═══ EXCERPTED RECORDS ═══
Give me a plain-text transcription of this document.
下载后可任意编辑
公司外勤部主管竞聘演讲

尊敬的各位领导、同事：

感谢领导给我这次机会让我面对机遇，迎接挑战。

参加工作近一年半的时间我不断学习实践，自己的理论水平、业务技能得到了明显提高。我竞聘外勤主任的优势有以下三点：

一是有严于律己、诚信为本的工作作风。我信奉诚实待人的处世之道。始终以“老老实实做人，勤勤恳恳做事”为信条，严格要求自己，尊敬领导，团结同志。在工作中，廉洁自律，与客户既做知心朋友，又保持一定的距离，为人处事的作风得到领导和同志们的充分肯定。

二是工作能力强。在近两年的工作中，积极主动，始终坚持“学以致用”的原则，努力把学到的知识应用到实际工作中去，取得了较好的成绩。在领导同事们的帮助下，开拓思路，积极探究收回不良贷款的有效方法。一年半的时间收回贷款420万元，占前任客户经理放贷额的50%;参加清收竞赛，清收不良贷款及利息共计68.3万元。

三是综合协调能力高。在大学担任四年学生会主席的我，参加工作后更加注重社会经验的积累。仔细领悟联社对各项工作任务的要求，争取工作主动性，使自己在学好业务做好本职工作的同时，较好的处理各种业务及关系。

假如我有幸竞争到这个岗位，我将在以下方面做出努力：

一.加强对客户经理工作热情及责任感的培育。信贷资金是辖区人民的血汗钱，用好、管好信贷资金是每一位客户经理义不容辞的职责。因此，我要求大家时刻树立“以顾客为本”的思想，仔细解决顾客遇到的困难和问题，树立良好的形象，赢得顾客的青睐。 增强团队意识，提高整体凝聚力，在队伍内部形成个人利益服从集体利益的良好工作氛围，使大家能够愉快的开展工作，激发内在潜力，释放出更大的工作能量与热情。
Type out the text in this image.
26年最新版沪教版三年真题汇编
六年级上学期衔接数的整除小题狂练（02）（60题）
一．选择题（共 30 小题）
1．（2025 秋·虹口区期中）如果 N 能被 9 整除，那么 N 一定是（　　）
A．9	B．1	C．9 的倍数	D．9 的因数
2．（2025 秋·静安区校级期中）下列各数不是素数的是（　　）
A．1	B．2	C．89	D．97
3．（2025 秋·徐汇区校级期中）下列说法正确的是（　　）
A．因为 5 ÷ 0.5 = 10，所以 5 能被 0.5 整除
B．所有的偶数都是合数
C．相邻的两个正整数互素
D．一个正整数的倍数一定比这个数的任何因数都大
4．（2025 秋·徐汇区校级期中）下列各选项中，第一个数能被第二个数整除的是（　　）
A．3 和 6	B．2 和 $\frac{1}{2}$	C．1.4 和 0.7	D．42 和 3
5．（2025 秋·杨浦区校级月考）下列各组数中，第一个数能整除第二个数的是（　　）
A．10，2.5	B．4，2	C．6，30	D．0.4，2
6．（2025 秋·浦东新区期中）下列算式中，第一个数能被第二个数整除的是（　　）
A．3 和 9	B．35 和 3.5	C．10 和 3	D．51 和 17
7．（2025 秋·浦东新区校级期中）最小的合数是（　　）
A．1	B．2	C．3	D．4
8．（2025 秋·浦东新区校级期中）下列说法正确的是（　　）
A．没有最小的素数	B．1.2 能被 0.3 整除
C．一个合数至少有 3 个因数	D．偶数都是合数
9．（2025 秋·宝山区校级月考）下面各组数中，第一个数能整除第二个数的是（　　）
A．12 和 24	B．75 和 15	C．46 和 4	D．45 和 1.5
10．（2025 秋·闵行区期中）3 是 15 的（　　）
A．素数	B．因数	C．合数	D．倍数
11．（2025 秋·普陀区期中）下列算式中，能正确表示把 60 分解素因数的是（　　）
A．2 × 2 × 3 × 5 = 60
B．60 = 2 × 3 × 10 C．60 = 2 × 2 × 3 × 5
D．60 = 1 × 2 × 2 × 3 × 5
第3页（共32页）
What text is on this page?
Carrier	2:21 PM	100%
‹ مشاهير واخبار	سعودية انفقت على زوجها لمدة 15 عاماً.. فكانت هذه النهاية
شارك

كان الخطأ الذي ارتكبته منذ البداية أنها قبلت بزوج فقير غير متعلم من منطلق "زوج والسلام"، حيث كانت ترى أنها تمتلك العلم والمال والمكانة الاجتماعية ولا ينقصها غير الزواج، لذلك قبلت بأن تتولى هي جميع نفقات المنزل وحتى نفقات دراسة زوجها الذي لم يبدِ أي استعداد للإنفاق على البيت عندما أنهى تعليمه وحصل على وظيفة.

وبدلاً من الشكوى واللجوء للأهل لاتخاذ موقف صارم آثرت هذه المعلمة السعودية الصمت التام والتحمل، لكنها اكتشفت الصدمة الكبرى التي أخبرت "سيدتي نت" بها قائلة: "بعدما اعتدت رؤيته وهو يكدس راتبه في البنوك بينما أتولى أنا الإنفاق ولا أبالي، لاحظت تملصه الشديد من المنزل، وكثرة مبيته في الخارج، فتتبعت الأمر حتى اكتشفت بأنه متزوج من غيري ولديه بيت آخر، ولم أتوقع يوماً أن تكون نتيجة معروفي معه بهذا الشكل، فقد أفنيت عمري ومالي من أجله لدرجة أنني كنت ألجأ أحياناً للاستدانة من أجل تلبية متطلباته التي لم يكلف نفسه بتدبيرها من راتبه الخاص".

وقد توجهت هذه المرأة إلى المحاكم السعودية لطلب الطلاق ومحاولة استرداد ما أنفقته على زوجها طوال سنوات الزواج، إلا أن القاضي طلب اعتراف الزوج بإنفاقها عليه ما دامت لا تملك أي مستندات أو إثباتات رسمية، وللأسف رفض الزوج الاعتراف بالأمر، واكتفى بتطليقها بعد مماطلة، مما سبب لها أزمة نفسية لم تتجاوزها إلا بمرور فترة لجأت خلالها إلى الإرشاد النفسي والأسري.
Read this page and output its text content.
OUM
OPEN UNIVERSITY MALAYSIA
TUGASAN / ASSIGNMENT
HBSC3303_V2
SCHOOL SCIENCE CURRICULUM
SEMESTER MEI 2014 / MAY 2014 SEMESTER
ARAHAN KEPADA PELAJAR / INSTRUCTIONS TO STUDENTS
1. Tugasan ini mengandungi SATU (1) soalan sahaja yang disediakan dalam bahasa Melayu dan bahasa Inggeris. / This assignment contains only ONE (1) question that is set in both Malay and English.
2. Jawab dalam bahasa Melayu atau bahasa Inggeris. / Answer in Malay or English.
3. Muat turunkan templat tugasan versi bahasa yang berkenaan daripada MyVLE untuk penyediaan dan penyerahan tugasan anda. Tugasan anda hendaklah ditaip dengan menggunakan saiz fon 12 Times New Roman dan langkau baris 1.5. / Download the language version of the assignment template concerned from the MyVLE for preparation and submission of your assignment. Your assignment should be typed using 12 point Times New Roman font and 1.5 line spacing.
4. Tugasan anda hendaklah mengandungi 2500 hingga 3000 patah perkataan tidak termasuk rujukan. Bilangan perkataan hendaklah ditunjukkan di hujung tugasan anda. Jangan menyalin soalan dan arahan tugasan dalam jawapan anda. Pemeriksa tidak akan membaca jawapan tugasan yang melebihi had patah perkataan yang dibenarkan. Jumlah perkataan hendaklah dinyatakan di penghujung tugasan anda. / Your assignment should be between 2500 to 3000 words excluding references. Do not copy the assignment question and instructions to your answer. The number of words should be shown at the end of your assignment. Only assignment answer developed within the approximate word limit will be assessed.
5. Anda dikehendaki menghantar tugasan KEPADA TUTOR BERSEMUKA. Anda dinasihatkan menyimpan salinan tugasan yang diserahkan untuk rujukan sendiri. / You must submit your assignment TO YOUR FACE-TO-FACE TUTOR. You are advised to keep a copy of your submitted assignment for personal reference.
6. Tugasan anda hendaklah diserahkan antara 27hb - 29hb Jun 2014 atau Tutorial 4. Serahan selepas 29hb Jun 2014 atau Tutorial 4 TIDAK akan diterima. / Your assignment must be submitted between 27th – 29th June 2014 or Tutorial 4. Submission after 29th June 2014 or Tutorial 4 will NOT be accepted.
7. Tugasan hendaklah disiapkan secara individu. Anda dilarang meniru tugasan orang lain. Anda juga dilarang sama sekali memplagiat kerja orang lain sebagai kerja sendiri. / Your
═══
Of the lines above, how many contain the word "徐汇区校级期中"? Provide the number and nothing else.

2